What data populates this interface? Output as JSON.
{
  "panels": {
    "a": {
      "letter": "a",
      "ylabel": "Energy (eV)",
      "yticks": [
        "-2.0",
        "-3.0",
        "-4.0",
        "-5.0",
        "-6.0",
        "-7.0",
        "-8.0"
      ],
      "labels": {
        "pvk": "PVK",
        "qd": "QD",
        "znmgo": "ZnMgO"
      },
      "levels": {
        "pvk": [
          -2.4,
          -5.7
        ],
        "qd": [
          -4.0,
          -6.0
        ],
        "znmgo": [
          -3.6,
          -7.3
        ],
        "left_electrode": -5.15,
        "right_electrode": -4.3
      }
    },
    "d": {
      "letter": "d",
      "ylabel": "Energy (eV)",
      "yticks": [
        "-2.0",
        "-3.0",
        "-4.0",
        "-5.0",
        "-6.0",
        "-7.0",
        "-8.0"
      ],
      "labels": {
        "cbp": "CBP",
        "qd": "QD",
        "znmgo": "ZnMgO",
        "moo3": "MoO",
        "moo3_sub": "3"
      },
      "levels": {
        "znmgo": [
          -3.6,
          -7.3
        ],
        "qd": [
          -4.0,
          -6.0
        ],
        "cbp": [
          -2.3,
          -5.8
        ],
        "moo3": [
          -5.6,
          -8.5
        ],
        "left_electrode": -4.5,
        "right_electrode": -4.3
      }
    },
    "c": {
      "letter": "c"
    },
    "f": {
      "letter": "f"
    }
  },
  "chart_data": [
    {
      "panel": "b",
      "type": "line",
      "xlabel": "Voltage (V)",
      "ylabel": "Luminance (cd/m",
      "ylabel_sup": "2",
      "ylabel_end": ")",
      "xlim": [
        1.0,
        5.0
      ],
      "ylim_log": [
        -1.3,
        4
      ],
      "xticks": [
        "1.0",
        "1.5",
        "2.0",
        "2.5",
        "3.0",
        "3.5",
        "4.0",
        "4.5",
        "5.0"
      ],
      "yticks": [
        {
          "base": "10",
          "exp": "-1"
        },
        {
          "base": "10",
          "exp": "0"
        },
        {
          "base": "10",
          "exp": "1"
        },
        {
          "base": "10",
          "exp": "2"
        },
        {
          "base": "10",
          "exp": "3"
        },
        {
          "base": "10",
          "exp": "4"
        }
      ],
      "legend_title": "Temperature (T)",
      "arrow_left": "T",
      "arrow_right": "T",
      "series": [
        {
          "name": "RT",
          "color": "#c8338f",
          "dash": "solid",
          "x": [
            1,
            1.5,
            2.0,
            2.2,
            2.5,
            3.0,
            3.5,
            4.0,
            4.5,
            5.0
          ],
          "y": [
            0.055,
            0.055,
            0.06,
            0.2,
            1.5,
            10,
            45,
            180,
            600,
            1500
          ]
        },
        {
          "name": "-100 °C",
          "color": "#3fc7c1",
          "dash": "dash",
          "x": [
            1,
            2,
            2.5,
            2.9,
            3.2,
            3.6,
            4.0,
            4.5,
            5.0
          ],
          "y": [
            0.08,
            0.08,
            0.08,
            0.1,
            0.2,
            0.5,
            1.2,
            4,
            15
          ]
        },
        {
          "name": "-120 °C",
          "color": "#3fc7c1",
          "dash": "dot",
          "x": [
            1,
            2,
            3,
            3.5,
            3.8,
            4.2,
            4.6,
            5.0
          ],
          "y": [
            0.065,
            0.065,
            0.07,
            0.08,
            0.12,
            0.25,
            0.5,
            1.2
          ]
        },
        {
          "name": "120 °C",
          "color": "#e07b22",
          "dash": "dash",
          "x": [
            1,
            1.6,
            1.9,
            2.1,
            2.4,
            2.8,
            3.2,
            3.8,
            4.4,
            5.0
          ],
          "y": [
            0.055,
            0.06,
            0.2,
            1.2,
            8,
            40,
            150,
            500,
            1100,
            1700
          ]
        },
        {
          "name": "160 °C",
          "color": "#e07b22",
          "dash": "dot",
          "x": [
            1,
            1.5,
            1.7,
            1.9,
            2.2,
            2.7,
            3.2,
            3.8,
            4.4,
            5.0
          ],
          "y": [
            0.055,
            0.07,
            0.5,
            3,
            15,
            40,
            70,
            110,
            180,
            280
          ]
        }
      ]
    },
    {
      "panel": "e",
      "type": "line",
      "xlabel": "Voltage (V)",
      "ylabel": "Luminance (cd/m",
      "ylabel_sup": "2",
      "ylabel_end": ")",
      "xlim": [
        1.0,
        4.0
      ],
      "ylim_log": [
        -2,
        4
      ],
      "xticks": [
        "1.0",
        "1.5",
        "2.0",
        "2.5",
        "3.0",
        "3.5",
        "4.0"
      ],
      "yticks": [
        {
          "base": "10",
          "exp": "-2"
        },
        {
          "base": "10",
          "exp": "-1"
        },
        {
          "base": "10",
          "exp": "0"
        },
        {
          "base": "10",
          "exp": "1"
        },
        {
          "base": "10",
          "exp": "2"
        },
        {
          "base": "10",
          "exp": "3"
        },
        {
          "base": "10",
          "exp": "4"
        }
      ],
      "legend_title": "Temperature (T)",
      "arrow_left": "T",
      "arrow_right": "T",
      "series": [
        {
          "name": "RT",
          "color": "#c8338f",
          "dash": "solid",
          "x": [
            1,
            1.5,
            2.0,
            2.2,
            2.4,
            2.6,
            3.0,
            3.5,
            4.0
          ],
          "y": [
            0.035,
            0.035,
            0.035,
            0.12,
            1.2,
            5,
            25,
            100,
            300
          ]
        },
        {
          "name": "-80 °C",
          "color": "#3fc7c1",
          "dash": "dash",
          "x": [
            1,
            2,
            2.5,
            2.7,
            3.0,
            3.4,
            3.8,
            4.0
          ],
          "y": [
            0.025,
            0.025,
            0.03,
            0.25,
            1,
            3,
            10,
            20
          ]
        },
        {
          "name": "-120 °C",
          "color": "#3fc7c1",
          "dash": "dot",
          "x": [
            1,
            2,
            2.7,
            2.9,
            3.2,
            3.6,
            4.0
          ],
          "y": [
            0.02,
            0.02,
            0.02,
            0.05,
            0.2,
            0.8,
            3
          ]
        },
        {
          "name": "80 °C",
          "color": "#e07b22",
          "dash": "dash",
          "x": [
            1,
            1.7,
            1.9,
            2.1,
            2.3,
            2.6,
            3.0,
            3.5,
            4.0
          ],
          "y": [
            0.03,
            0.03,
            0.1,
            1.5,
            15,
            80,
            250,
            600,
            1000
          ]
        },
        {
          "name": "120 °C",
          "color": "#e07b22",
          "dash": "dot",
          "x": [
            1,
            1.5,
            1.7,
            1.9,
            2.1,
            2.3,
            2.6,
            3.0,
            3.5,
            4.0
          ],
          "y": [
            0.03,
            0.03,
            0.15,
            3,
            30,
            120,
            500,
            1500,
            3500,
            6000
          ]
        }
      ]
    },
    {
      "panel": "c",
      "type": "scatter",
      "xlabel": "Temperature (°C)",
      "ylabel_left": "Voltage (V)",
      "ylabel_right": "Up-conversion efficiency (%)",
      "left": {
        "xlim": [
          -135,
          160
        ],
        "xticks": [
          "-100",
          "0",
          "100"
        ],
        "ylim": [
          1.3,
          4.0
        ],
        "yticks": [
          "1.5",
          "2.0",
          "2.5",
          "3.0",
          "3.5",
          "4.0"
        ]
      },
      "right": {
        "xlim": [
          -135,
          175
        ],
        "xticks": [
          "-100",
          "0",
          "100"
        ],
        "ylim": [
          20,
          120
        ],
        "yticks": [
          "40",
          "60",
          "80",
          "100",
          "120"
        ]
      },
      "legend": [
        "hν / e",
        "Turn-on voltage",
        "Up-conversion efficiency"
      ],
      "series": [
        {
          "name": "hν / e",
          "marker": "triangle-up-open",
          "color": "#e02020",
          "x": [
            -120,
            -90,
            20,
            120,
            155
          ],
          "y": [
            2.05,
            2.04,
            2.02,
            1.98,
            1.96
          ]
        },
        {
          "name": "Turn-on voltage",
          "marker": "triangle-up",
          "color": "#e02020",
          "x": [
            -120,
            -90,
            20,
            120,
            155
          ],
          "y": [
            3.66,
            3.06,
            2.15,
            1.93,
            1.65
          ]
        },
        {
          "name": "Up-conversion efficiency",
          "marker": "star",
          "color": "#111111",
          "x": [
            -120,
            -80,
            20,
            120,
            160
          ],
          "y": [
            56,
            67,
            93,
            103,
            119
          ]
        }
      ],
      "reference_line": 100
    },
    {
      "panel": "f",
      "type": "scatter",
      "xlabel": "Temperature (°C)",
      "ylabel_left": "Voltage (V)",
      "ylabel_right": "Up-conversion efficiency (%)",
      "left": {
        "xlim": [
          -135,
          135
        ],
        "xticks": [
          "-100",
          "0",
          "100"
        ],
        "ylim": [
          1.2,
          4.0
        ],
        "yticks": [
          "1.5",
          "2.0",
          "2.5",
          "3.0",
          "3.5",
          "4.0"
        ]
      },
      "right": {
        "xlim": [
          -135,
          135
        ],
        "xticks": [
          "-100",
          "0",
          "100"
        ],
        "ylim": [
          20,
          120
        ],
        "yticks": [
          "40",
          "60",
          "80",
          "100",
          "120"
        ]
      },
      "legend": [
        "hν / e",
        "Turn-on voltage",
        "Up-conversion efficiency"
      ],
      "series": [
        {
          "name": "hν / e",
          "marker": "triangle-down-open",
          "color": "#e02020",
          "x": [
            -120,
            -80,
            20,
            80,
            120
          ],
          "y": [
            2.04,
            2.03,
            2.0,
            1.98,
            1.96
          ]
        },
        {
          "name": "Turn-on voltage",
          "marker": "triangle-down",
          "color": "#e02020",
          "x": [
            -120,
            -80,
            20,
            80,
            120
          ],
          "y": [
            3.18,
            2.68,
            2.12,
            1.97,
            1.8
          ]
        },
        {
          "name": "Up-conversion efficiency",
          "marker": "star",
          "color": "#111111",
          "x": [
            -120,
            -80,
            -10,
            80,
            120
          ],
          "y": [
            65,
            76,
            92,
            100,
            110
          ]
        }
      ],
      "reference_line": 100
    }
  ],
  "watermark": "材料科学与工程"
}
━━━━━━━━━━━━━━━━━━━━
**What is required**
Copy out each line of the data where the string "down" appears.

**Answer in full**
          "marker": "triangle-down-open",
          "marker": "triangle-down",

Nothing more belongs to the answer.